* MATERIAL PROVIDED *

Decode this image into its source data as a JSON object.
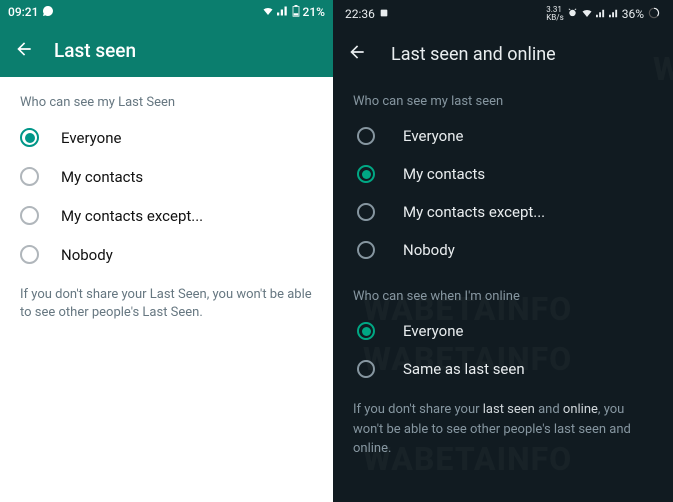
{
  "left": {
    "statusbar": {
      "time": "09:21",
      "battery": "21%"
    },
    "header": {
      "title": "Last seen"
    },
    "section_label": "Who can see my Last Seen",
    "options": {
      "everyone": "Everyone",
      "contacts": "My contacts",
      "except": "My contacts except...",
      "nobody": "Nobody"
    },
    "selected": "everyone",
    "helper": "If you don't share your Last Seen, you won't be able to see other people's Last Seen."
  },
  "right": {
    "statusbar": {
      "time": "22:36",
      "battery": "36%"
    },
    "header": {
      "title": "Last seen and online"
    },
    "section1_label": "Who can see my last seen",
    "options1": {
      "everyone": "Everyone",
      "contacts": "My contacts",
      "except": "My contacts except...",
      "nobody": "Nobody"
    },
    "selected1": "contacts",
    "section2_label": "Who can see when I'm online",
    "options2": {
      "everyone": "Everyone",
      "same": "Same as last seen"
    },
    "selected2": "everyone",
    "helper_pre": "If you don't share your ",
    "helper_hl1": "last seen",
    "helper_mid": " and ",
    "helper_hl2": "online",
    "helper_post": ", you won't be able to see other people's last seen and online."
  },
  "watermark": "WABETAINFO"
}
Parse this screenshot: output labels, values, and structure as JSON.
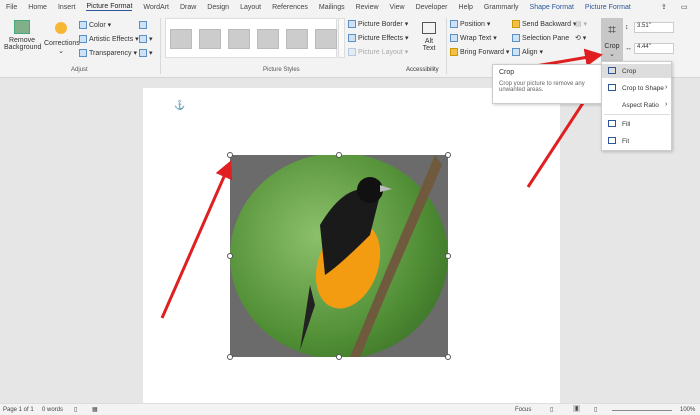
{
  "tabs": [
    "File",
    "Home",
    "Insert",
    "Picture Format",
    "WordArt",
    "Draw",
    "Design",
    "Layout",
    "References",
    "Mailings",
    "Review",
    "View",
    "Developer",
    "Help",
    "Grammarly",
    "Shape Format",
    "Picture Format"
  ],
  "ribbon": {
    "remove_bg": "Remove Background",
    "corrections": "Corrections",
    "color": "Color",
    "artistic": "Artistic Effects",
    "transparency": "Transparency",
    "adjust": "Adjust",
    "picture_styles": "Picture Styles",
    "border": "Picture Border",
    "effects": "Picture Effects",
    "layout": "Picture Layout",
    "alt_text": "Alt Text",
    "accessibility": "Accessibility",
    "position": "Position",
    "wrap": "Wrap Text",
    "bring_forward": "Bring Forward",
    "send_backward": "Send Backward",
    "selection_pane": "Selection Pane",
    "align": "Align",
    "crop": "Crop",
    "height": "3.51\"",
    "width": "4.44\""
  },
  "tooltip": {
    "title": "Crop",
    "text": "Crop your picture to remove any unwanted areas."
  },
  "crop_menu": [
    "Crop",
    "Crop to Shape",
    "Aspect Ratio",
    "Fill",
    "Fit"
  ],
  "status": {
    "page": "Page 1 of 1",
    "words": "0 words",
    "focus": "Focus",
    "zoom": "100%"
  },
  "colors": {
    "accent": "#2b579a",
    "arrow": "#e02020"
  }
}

--

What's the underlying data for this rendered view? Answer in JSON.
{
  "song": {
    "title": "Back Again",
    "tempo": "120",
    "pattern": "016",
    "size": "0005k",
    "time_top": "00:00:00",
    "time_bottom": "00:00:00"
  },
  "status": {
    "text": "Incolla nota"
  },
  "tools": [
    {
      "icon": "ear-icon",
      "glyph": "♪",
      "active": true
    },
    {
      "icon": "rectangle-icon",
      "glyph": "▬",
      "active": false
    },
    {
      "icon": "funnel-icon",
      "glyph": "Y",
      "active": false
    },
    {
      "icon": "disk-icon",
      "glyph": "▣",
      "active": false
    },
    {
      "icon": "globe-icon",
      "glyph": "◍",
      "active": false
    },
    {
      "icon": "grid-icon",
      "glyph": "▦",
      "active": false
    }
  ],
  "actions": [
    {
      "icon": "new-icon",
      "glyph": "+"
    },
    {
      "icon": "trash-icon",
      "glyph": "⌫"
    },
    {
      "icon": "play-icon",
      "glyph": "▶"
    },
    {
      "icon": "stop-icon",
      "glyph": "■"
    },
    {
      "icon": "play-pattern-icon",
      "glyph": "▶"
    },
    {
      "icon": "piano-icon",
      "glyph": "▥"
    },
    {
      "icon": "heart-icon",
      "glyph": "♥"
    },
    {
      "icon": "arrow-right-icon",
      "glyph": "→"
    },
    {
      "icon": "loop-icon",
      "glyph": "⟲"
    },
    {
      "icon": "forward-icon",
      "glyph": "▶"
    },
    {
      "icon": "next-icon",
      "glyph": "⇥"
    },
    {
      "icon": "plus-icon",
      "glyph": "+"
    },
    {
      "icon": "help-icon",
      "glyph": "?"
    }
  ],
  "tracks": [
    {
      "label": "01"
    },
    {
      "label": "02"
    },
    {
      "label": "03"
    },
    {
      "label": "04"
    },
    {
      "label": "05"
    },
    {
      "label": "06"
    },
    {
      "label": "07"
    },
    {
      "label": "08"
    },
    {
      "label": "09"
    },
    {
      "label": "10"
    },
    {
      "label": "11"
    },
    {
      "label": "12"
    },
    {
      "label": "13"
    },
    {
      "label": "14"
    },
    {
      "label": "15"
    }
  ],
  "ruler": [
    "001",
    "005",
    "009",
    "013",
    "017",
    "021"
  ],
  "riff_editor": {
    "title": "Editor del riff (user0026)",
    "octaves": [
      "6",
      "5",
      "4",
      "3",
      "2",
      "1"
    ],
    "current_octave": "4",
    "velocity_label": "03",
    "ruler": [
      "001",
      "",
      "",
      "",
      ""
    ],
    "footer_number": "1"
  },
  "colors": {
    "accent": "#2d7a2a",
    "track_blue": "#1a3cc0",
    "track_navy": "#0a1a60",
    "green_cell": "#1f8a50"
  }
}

* SHORT PROBLEM *
Within the listing above, copy each line that has the string "Effects".

* TASK OUTPUT *
    "artistic": "Artistic Effects",
    "effects": "Picture Effects",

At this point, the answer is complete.